Work to be completed |
Gather all lines from the material that contain "inscription".

Provided information |
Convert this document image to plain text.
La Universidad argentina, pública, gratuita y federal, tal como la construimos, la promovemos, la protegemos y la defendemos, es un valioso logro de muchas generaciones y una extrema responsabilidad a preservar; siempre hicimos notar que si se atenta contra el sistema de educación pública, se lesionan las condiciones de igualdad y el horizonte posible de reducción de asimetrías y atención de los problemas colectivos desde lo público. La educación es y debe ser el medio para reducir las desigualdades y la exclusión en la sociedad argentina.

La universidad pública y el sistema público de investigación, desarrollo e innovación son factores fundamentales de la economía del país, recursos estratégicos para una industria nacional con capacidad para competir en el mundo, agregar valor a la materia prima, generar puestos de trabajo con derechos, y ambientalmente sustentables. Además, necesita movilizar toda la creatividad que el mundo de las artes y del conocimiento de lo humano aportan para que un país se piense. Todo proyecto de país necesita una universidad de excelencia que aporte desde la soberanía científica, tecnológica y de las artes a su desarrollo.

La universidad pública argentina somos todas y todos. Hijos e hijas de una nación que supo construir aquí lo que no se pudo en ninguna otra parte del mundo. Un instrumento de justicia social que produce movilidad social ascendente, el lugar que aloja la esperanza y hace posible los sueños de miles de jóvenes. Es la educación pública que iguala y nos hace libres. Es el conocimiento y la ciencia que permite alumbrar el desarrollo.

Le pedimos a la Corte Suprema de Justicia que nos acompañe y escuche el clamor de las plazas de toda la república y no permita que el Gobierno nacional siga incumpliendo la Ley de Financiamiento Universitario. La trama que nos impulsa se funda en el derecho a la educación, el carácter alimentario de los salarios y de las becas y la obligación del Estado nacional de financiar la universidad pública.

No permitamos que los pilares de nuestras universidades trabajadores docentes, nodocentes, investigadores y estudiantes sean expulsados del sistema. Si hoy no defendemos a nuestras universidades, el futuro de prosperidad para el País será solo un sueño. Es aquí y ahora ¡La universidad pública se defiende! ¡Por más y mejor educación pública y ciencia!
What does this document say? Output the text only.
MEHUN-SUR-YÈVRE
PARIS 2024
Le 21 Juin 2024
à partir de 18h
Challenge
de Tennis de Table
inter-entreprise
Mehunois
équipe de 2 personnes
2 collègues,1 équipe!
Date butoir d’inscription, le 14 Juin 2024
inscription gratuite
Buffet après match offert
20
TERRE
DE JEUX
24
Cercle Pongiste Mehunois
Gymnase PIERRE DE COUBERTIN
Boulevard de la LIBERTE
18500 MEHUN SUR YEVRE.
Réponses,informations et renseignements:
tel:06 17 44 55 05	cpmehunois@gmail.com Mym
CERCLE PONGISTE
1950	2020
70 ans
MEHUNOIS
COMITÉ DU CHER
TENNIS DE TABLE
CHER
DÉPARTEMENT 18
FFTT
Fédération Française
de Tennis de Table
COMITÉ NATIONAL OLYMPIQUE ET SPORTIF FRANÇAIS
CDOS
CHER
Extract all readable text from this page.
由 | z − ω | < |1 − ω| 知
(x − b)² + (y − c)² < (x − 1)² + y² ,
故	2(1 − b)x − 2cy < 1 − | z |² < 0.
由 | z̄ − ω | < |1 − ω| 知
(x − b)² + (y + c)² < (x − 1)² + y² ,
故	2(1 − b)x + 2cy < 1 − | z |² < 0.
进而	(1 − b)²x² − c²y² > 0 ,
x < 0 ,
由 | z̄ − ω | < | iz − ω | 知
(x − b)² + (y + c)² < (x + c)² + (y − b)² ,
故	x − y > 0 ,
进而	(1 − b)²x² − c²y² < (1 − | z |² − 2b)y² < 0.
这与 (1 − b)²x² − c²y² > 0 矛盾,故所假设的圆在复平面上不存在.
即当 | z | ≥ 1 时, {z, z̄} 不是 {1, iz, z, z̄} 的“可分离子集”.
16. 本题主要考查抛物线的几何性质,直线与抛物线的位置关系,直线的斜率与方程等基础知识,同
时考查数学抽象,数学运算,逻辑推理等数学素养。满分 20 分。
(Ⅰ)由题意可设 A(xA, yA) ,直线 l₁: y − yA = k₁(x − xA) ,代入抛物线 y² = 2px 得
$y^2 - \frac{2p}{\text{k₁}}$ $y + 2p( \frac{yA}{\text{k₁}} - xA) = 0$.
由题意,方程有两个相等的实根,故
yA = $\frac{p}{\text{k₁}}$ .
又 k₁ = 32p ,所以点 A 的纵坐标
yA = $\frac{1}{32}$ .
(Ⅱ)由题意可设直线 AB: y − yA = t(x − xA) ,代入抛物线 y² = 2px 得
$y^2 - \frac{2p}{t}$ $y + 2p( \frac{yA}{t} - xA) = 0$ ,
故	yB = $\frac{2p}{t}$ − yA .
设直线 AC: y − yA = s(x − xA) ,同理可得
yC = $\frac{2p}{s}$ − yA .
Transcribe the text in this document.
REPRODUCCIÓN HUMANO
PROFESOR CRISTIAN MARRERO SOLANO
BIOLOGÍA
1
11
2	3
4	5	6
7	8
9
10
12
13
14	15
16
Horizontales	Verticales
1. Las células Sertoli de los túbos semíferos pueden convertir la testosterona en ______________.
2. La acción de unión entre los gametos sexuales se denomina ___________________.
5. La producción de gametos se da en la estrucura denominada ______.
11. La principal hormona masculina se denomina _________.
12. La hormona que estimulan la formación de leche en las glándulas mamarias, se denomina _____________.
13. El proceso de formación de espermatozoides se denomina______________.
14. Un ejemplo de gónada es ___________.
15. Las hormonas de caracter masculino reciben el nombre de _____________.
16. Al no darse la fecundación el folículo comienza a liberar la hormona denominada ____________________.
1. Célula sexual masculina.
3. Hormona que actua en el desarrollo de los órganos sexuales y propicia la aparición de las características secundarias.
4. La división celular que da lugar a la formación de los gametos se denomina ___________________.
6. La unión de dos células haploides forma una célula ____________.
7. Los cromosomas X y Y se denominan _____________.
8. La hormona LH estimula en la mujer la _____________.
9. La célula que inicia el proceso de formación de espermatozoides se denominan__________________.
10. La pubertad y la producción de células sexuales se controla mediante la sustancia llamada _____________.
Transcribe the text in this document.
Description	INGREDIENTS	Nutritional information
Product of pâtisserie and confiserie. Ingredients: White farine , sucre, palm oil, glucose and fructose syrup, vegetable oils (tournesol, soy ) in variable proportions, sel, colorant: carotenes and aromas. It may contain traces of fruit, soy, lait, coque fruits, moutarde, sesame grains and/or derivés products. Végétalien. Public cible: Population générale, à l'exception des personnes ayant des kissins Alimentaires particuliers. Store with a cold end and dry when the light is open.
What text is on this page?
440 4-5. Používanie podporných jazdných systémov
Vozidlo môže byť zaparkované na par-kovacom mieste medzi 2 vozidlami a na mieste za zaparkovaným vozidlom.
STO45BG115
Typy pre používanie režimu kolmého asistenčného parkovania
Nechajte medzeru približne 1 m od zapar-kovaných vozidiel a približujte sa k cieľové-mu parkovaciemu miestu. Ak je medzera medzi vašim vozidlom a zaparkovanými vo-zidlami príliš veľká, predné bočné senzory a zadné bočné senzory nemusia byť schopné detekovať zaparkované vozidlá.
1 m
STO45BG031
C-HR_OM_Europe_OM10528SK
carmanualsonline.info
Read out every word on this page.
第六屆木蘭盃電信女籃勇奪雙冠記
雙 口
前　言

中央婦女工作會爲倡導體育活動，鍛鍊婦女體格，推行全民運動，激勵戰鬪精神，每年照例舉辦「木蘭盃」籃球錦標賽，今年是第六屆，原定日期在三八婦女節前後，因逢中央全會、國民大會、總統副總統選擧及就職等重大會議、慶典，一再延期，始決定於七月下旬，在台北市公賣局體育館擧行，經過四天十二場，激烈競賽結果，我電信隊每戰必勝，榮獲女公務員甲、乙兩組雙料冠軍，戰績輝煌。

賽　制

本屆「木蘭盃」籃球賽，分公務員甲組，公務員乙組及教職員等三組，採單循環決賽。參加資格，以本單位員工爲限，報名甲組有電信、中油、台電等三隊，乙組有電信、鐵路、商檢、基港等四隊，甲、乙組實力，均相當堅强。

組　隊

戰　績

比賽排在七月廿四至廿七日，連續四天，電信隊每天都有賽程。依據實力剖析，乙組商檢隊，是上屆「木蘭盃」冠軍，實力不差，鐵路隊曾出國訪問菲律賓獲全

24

Response to the exercise |
Date butoir d’inscription, le 14 Juin 2024
inscription gratuite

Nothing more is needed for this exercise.